- **What is being asked**: Look for the string "Schieferbrüche" in the material below. Copy every line where you find it.

- **Task inputs**:
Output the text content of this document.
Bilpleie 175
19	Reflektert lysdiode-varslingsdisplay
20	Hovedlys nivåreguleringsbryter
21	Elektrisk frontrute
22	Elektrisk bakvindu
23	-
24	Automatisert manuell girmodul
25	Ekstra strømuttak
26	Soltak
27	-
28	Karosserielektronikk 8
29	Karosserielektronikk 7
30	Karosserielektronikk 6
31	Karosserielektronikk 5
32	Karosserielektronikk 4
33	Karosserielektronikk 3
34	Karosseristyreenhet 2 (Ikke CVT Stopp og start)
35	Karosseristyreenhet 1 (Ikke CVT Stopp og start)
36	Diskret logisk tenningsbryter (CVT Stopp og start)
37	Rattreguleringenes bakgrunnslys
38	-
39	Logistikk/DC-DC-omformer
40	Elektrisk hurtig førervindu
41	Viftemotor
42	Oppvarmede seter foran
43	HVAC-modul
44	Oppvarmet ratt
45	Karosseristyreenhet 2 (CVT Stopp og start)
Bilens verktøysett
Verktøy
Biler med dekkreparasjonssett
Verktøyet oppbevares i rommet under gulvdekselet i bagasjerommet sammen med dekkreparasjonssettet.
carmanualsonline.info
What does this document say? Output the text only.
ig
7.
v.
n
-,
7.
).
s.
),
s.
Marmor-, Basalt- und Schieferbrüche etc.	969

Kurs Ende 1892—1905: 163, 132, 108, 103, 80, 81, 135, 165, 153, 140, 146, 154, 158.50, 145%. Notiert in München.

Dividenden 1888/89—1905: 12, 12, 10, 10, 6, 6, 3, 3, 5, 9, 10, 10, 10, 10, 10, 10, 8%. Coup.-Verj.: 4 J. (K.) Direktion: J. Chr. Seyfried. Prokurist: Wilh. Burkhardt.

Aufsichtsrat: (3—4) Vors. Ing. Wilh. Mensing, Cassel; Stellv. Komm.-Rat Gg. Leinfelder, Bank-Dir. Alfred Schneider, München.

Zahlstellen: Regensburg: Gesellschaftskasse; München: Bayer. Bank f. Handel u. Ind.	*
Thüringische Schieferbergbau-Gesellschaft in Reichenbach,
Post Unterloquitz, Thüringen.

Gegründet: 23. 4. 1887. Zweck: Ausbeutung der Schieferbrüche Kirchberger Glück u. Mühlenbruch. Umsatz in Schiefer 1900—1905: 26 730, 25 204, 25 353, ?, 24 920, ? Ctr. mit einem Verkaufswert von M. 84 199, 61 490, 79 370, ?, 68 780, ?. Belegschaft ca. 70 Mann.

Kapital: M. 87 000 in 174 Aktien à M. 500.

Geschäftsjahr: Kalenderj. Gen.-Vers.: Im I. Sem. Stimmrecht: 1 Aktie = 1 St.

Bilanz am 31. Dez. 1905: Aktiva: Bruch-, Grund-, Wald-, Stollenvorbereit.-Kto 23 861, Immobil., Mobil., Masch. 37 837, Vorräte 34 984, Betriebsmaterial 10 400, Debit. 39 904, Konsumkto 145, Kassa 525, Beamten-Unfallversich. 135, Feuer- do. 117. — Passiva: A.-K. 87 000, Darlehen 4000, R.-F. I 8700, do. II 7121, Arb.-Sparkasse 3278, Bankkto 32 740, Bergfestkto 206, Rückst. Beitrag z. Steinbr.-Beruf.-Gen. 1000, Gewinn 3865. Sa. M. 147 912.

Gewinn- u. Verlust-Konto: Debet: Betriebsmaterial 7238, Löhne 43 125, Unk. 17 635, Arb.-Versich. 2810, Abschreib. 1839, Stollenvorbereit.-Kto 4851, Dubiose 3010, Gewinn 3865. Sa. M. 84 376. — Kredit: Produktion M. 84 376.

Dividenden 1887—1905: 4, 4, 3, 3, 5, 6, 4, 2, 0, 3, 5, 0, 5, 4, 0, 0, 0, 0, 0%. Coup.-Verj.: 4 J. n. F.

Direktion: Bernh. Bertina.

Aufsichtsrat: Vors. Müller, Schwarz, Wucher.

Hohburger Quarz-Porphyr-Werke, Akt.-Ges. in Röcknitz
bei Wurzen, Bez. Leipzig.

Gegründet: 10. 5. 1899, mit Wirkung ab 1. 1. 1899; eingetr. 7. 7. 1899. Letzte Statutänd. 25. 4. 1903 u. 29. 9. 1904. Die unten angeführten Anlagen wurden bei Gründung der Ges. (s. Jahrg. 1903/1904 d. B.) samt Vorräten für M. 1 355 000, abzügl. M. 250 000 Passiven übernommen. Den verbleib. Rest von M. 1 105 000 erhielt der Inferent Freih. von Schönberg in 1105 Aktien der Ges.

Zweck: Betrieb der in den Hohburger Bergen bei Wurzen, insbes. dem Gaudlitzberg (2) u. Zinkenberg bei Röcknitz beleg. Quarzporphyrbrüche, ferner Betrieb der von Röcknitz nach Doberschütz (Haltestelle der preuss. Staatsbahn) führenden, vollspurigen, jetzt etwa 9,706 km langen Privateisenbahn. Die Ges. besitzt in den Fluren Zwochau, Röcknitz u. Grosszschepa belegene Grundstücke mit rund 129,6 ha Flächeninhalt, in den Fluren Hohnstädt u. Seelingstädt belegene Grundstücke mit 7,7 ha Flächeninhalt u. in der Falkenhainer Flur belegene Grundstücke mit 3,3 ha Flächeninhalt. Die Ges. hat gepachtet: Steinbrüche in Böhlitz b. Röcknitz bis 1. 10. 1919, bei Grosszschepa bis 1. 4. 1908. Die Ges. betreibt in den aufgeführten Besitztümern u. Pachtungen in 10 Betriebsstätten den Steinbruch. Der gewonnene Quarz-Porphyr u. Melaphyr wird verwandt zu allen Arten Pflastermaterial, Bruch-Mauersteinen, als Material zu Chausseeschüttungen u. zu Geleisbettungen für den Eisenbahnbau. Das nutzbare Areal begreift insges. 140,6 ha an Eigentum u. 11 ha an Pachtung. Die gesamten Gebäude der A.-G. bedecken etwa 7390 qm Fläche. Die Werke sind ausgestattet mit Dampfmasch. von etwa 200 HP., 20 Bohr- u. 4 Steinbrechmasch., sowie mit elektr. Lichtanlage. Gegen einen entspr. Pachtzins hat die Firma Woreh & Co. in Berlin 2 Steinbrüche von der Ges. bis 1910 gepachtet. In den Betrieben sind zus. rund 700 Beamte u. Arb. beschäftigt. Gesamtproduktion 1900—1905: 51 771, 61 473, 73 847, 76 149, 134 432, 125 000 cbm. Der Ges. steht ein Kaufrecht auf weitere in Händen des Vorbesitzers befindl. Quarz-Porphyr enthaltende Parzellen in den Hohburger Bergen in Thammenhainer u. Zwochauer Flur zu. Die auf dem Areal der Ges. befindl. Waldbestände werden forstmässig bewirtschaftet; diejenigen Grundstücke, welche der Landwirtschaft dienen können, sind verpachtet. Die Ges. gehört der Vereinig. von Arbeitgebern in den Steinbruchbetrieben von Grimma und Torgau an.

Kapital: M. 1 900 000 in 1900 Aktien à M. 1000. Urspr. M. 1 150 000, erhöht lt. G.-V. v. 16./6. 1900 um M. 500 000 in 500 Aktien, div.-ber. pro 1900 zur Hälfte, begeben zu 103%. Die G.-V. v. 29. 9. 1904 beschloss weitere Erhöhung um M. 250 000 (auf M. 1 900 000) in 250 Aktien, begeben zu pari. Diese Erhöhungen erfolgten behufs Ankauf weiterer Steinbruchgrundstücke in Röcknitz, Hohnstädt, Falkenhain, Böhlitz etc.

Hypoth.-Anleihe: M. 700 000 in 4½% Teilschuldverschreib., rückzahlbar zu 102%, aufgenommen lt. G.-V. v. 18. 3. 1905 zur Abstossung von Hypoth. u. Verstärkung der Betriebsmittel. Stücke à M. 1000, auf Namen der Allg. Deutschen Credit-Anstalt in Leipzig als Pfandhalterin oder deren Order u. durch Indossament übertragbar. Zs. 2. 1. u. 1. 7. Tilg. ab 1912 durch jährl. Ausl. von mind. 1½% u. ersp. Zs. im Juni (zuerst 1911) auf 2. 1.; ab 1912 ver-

- **Response**:
Marmor-, Basalt- und Schieferbrüche etc.	969
Gegründet: 23. 4. 1887. Zweck: Ausbeutung der Schieferbrüche Kirchberger Glück u. Mühlenbruch. Umsatz in Schiefer 1900—1905: 26 730, 25 204, 25 353, ?, 24 920, ? Ctr. mit einem Verkaufswert von M. 84 199, 61 490, 79 370, ?, 68 780, ?. Belegschaft ca. 70 Mann.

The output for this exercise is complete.